Determine which lines of the records include the word "quum", and copy them.

———

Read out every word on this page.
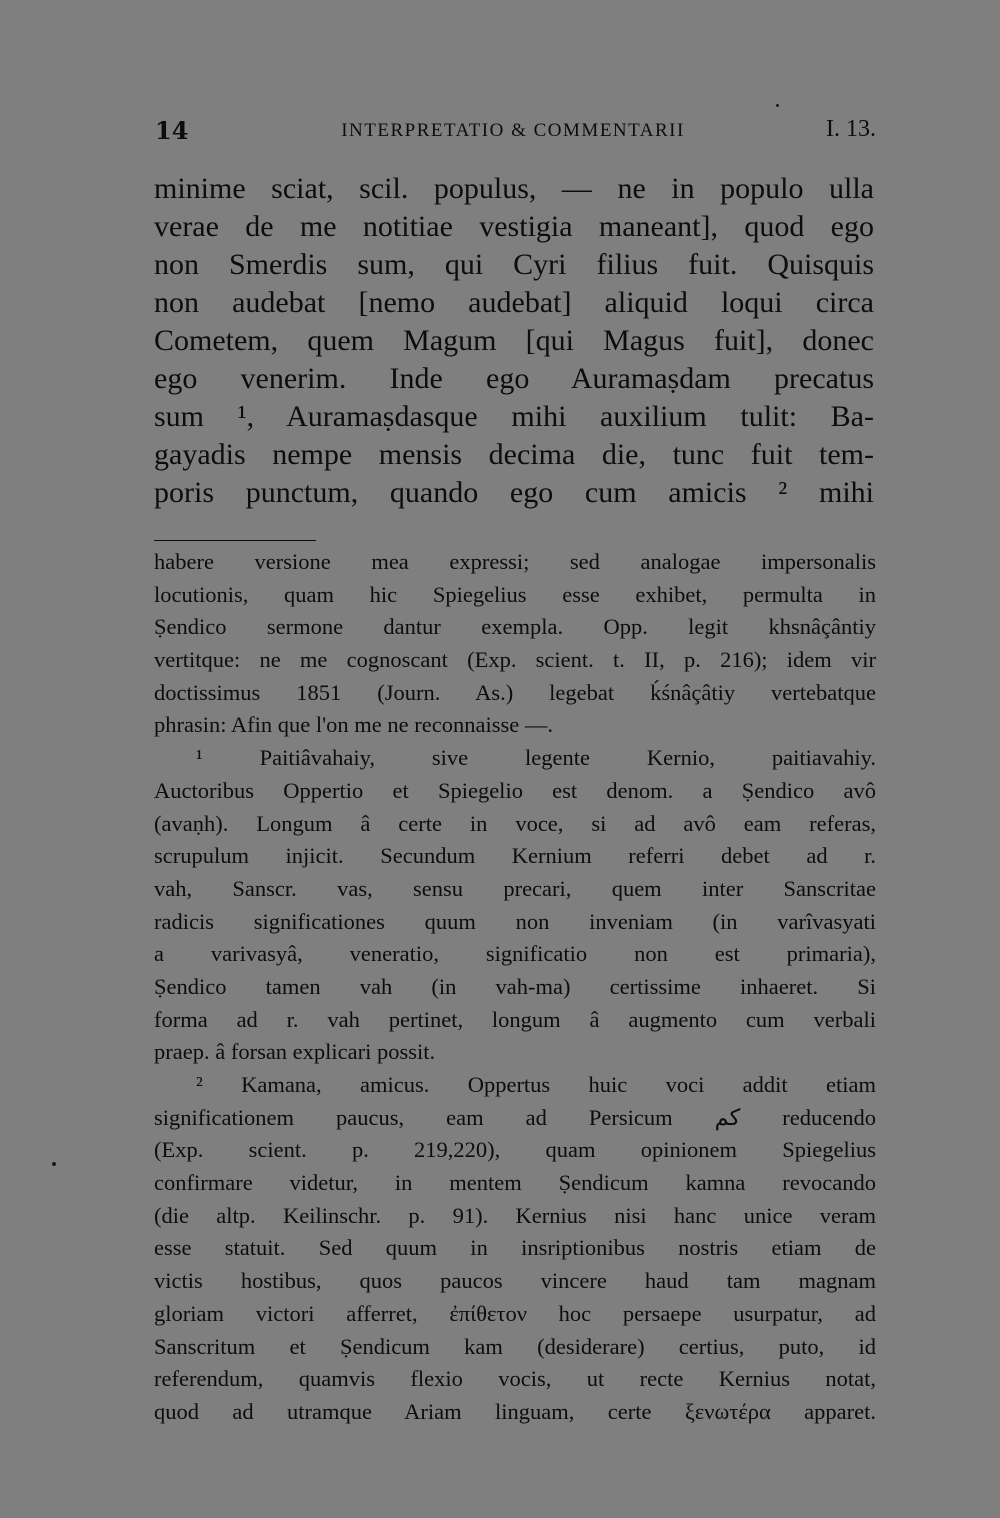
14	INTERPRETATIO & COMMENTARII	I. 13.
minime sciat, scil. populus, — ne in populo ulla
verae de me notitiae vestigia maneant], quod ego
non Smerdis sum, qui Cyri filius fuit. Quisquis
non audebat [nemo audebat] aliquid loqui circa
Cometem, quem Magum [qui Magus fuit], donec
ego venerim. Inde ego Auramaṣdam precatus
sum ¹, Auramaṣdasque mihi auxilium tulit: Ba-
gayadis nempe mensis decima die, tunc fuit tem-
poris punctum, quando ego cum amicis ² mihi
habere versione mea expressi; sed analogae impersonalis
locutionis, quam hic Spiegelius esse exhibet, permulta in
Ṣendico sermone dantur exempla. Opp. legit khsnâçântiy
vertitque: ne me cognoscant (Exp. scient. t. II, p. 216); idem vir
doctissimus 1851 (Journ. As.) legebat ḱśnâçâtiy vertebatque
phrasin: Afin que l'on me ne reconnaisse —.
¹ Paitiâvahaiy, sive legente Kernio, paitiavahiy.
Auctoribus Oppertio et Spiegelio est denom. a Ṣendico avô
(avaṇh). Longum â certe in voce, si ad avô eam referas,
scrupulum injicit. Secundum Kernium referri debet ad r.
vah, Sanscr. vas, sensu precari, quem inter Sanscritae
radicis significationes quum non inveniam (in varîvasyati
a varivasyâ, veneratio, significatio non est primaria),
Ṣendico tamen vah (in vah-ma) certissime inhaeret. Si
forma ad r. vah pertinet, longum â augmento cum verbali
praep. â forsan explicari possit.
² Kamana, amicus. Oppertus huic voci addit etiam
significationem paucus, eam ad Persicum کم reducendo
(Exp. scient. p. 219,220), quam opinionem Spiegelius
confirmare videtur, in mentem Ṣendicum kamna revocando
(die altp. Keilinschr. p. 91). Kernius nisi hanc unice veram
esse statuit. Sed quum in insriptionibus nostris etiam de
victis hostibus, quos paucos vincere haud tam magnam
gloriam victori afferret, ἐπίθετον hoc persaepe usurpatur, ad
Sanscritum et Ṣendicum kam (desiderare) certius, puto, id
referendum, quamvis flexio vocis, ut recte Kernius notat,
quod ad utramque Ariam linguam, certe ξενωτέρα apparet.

———

### THE REPLY
radicis significationes quum non inveniam (in varîvasyati
esse statuit. Sed quum in insriptionibus nostris etiam de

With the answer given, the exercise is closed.